• [What this task involves]: Write out the records below once more, exactly as they stand.

• [Stored records]:
--- start ---

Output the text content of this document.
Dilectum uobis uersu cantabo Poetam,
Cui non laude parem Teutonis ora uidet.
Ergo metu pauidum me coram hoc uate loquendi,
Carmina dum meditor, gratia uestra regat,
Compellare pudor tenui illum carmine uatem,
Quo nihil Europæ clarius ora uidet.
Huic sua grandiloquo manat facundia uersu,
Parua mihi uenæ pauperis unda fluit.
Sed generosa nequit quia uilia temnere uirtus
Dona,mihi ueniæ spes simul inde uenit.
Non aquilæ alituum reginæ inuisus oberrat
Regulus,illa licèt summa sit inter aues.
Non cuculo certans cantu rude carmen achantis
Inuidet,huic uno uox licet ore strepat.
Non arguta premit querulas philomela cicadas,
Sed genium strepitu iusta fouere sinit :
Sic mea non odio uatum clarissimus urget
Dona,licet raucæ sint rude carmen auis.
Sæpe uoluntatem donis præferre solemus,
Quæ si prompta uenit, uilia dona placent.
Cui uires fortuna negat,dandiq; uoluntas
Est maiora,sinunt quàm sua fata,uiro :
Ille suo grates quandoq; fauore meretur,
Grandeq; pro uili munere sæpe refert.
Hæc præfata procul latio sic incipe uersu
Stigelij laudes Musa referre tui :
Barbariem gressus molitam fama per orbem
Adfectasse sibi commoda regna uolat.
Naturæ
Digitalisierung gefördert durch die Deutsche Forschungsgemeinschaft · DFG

--- end ---

• [Result of the exercise]:
Output the text content of this document.
Dilectum uobis uersu cantabo Poetam,
Cui non laude parem Teutonis ora uidet.
Ergo metu pauidum me coram hoc uate loquendi,
Carmina dum meditor, gratia uestra regat,
Compellare pudor tenui illum carmine uatem,
Quo nihil Europæ clarius ora uidet.
Huic sua grandiloquo manat facundia uersu,
Parua mihi uenæ pauperis unda fluit.
Sed generosa nequit quia uilia temnere uirtus
Dona,mihi ueniæ spes simul inde uenit.
Non aquilæ alituum reginæ inuisus oberrat
Regulus,illa licèt summa sit inter aues.
Non cuculo certans cantu rude carmen achantis
Inuidet,huic uno uox licet ore strepat.
Non arguta premit querulas philomela cicadas,
Sed genium strepitu iusta fouere sinit :
Sic mea non odio uatum clarissimus urget
Dona,licet raucæ sint rude carmen auis.
Sæpe uoluntatem donis præferre solemus,
Quæ si prompta uenit, uilia dona placent.
Cui uires fortuna negat,dandiq; uoluntas
Est maiora,sinunt quàm sua fata,uiro :
Ille suo grates quandoq; fauore meretur,
Grandeq; pro uili munere sæpe refert.
Hæc præfata procul latio sic incipe uersu
Stigelij laudes Musa referre tui :
Barbariem gressus molitam fama per orbem
Adfectasse sibi commoda regna uolat.
Naturæ
Digitalisierung gefördert durch die Deutsche Forschungsgemeinschaft · DFG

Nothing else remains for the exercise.